┌──
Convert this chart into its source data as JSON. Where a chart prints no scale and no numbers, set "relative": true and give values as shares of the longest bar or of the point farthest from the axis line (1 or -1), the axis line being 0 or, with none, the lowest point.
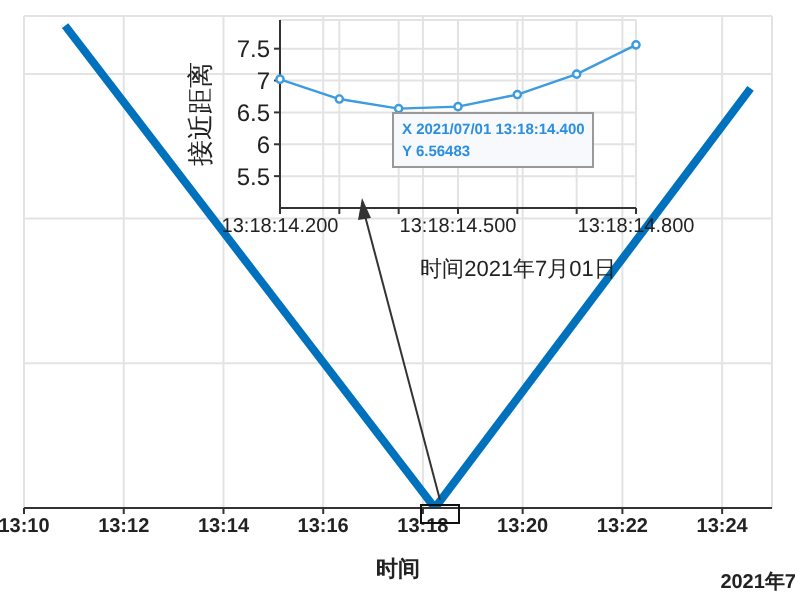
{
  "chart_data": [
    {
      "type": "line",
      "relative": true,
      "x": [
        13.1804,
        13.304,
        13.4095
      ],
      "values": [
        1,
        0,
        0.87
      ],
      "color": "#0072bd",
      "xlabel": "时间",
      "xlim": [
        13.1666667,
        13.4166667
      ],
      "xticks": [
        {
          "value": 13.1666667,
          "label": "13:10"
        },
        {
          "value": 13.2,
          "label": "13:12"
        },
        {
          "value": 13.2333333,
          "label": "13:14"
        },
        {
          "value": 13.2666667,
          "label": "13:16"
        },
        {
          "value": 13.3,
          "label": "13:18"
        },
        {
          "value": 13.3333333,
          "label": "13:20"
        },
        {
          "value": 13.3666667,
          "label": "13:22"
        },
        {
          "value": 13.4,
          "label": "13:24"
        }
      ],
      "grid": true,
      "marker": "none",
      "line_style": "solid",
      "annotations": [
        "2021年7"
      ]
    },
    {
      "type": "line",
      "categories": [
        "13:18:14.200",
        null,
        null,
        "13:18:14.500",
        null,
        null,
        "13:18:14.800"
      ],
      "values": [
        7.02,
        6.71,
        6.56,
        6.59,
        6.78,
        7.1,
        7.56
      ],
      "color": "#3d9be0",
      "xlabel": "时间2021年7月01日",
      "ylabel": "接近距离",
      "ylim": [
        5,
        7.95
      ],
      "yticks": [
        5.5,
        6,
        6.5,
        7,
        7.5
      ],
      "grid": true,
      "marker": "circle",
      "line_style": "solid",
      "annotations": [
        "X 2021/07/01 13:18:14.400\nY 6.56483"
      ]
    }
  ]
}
└──
Repeat the material above in full and unchanged, minus its images.

Convert this chart into its source data as JSON. Where a chart prints no scale and no numbers, set "relative": true and give values as shares of the longest bar or of the point farthest from the axis line (1 or -1), the axis line being 0 or, with none, the lowest point.
{
  "chart_data": [
    {
      "type": "line",
      "relative": true,
      "x": [
        13.1804,
        13.304,
        13.4095
      ],
      "values": [
        1,
        0,
        0.87
      ],
      "color": "#0072bd",
      "xlabel": "时间",
      "xlim": [
        13.1666667,
        13.4166667
      ],
      "xticks": [
        {
          "value": 13.1666667,
          "label": "13:10"
        },
        {
          "value": 13.2,
          "label": "13:12"
        },
        {
          "value": 13.2333333,
          "label": "13:14"
        },
        {
          "value": 13.2666667,
          "label": "13:16"
        },
        {
          "value": 13.3,
          "label": "13:18"
        },
        {
          "value": 13.3333333,
          "label": "13:20"
        },
        {
          "value": 13.3666667,
          "label": "13:22"
        },
        {
          "value": 13.4,
          "label": "13:24"
        }
      ],
      "grid": true,
      "marker": "none",
      "line_style": "solid",
      "annotations": [
        "2021年7"
      ]
    },
    {
      "type": "line",
      "categories": [
        "13:18:14.200",
        null,
        null,
        "13:18:14.500",
        null,
        null,
        "13:18:14.800"
      ],
      "values": [
        7.02,
        6.71,
        6.56,
        6.59,
        6.78,
        7.1,
        7.56
      ],
      "color": "#3d9be0",
      "xlabel": "时间2021年7月01日",
      "ylabel": "接近距离",
      "ylim": [
        5,
        7.95
      ],
      "yticks": [
        5.5,
        6,
        6.5,
        7,
        7.5
      ],
      "grid": true,
      "marker": "circle",
      "line_style": "solid",
      "annotations": [
        "X 2021/07/01 13:18:14.400\nY 6.56483"
      ]
    }
  ]
}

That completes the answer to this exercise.